*Work required*
From the entries below, pull out each line where "group" appears.

*Entries*
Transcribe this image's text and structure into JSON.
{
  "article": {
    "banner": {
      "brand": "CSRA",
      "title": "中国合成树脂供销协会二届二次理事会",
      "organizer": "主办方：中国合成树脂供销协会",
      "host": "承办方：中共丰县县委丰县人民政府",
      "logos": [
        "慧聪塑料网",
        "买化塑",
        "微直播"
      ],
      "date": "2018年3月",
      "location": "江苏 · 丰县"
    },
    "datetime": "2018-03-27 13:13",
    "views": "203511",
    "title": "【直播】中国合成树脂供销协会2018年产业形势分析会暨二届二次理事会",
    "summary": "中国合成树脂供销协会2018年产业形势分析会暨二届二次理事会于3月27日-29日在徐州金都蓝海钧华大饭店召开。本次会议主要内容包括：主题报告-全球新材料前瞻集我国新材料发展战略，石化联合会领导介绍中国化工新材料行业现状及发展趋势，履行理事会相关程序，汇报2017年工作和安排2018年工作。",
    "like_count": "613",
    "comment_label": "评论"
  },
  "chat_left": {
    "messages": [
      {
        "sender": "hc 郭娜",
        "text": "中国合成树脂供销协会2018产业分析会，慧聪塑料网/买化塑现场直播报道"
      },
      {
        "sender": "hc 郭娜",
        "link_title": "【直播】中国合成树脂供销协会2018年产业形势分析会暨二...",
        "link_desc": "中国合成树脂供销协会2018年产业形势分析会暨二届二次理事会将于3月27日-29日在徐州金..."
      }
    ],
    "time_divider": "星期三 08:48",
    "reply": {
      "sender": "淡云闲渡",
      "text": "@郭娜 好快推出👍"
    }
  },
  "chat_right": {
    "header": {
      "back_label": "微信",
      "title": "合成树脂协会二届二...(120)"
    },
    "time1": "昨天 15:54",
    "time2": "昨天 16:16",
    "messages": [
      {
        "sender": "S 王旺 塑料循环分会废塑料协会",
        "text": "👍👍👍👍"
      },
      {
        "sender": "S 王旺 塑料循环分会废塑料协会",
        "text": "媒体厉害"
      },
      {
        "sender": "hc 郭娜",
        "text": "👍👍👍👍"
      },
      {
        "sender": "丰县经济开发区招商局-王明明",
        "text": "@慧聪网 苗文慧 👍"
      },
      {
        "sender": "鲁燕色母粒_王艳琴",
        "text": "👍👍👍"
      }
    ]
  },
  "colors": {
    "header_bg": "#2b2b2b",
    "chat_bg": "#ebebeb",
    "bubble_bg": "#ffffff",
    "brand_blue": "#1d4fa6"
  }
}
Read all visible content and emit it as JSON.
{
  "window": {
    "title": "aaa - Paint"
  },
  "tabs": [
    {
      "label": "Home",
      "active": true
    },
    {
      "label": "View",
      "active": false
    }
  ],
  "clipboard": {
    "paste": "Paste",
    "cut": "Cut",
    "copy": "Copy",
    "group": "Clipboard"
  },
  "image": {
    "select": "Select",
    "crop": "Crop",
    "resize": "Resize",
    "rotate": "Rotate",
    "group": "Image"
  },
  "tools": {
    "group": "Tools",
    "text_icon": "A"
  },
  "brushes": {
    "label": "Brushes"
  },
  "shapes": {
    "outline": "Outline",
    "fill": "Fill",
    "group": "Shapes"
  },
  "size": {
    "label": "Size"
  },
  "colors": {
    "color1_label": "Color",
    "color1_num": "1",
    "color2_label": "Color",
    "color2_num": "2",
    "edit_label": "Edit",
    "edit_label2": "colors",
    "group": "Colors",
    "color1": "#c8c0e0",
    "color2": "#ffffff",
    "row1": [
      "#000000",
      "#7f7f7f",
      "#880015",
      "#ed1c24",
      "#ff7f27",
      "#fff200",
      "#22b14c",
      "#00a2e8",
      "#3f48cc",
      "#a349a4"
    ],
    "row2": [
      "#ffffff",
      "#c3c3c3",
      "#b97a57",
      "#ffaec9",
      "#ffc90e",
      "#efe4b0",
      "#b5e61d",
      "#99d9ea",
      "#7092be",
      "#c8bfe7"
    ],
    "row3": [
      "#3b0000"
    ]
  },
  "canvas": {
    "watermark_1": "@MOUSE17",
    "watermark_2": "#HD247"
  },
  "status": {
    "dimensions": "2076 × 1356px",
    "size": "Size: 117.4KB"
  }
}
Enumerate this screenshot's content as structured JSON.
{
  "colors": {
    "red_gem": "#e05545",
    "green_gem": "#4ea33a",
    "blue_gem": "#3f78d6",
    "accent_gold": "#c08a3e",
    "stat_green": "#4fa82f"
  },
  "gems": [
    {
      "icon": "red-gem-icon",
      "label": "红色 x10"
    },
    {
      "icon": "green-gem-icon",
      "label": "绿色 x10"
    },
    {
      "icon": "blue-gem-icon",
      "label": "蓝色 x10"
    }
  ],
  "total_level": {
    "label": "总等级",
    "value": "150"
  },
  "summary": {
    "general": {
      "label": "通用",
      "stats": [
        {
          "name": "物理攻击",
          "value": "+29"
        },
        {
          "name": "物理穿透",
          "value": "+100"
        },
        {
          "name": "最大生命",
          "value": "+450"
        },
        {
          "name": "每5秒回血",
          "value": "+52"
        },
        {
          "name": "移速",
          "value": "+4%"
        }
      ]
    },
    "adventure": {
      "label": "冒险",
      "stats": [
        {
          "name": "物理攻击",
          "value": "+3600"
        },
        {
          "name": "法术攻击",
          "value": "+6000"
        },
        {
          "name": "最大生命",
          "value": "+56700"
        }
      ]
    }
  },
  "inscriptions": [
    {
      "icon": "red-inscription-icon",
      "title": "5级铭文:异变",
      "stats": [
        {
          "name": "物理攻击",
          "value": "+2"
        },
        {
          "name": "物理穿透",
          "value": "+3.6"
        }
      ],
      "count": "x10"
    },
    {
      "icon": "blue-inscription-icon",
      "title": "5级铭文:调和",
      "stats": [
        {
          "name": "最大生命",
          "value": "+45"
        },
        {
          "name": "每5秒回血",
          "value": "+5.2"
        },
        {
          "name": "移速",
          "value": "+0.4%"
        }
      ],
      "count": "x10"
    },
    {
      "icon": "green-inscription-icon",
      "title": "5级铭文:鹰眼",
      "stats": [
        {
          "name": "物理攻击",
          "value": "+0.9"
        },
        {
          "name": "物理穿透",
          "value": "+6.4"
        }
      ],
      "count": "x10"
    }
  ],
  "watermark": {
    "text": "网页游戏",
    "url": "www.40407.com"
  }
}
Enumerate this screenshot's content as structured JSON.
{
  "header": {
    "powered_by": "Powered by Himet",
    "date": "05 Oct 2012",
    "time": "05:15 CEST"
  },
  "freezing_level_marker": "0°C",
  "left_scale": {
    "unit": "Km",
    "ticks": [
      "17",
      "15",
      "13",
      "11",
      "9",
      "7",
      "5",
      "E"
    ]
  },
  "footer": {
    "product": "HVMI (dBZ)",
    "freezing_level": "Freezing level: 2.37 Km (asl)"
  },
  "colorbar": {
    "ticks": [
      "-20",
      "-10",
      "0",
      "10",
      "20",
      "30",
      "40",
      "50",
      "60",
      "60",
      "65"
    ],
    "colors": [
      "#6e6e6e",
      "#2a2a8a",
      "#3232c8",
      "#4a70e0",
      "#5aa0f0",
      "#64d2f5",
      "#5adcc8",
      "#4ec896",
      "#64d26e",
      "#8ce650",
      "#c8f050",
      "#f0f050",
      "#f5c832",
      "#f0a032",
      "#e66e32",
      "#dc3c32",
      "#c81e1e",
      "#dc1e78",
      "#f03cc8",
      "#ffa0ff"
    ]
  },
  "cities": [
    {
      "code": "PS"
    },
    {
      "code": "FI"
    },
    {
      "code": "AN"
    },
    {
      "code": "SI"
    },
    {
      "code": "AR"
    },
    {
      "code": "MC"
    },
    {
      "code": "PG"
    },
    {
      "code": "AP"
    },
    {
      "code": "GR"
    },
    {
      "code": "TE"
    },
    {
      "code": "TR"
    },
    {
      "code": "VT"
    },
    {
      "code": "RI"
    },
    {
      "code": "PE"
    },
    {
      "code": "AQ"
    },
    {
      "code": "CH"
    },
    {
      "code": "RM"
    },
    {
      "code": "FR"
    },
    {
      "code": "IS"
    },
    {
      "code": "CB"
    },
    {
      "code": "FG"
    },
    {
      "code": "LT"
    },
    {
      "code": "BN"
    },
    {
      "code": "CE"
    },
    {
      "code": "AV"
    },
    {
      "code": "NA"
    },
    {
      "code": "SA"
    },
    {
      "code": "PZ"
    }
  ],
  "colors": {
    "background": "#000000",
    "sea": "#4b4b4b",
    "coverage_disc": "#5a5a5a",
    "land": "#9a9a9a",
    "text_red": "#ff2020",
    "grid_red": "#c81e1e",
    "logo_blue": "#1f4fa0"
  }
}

*Exercise result*
    "group": "Clipboard"
    "group": "Image"
    "group": "Tools",
    "group": "Shapes"
    "group": "Colors",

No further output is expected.